>> Begin Source material

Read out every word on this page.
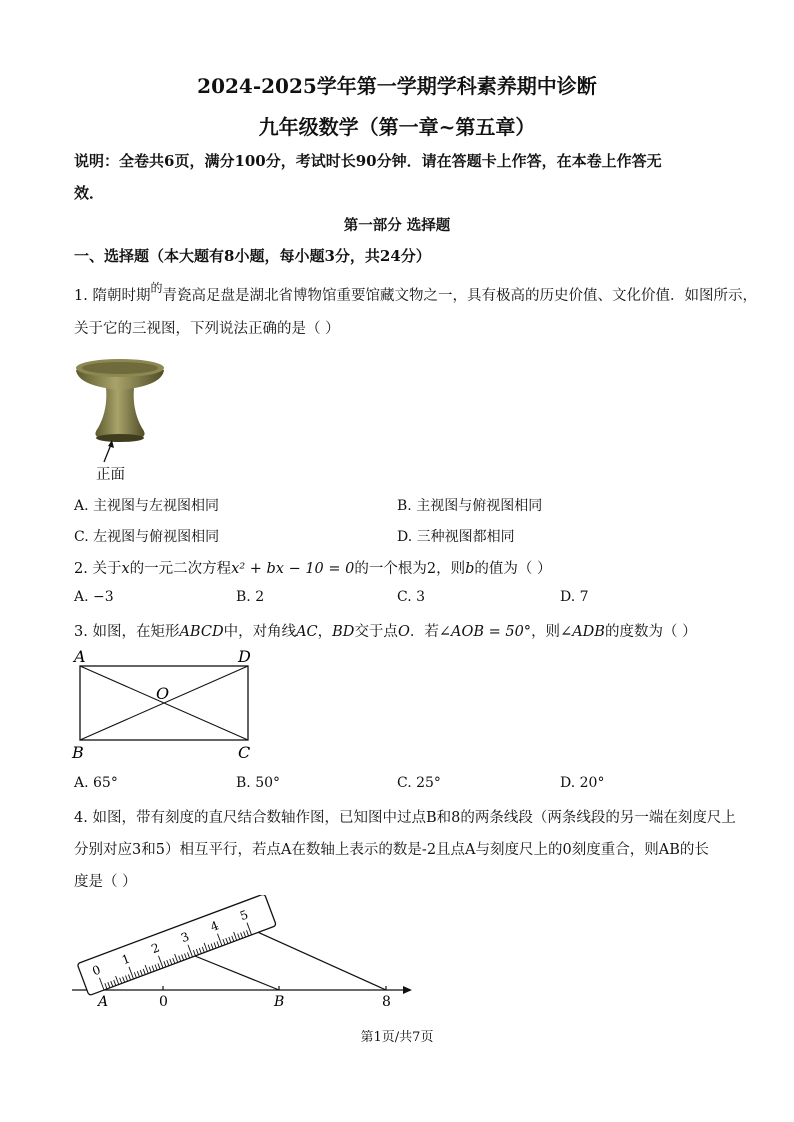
2024-2025学年第一学期学科素养期中诊断
九年级数学（第一章~第五章）
说明：全卷共6页，满分100分，考试时长90分钟．请在答题卡上作答，在本卷上作答无
效．
第一部分 选择题
一、选择题（本大题有8小题，每小题3分，共24分）
1. 隋朝时期$^的$青瓷高足盘是湖北省博物馆重要馆藏文物之一，具有极高的历史价值、文化价值．如图所示，
关于它的三视图，下列说法正确的是（ ）
正面
A. 主视图与左视图相同	B. 主视图与俯视图相同
C. 左视图与俯视图相同	D. 三种视图都相同
2. 关于x的一元二次方程x² + bx − 10 = 0的一个根为2，则b的值为（ ）
A. −3	B. 2	C. 3	D. 7
3. 如图，在矩形ABCD中，对角线AC，BD交于点O．若∠AOB = 50°，则∠ADB的度数为（ ）
A	D
O
B	C
A. 65°	B. 50°	C. 25°	D. 20°
4. 如图，带有刻度的直尺结合数轴作图，已知图中过点B和8的两条线段（两条线段的另一端在刻度尺上
分别对应3和5）相互平行，若点A在数轴上表示的数是-2且点A与刻度尺上的0刻度重合，则AB的长
度是（ ）
A	0	B	8
0
1
2
3
4
5
第1页/共7页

>> End Source material

● Directive:
Make a word-for-word copy of the entries, without any pictures.

● Result below:
Read out every word on this page.
2024-2025学年第一学期学科素养期中诊断
九年级数学（第一章~第五章）
说明：全卷共6页，满分100分，考试时长90分钟．请在答题卡上作答，在本卷上作答无
效．
第一部分 选择题
一、选择题（本大题有8小题，每小题3分，共24分）
1. 隋朝时期$^的$青瓷高足盘是湖北省博物馆重要馆藏文物之一，具有极高的历史价值、文化价值．如图所示，
关于它的三视图，下列说法正确的是（ ）
正面
A. 主视图与左视图相同	B. 主视图与俯视图相同
C. 左视图与俯视图相同	D. 三种视图都相同
2. 关于x的一元二次方程x² + bx − 10 = 0的一个根为2，则b的值为（ ）
A. −3	B. 2	C. 3	D. 7
3. 如图，在矩形ABCD中，对角线AC，BD交于点O．若∠AOB = 50°，则∠ADB的度数为（ ）
A	D
O
B	C
A. 65°	B. 50°	C. 25°	D. 20°
4. 如图，带有刻度的直尺结合数轴作图，已知图中过点B和8的两条线段（两条线段的另一端在刻度尺上
分别对应3和5）相互平行，若点A在数轴上表示的数是-2且点A与刻度尺上的0刻度重合，则AB的长
度是（ ）
A	0	B	8
0
1
2
3
4
5
第1页/共7页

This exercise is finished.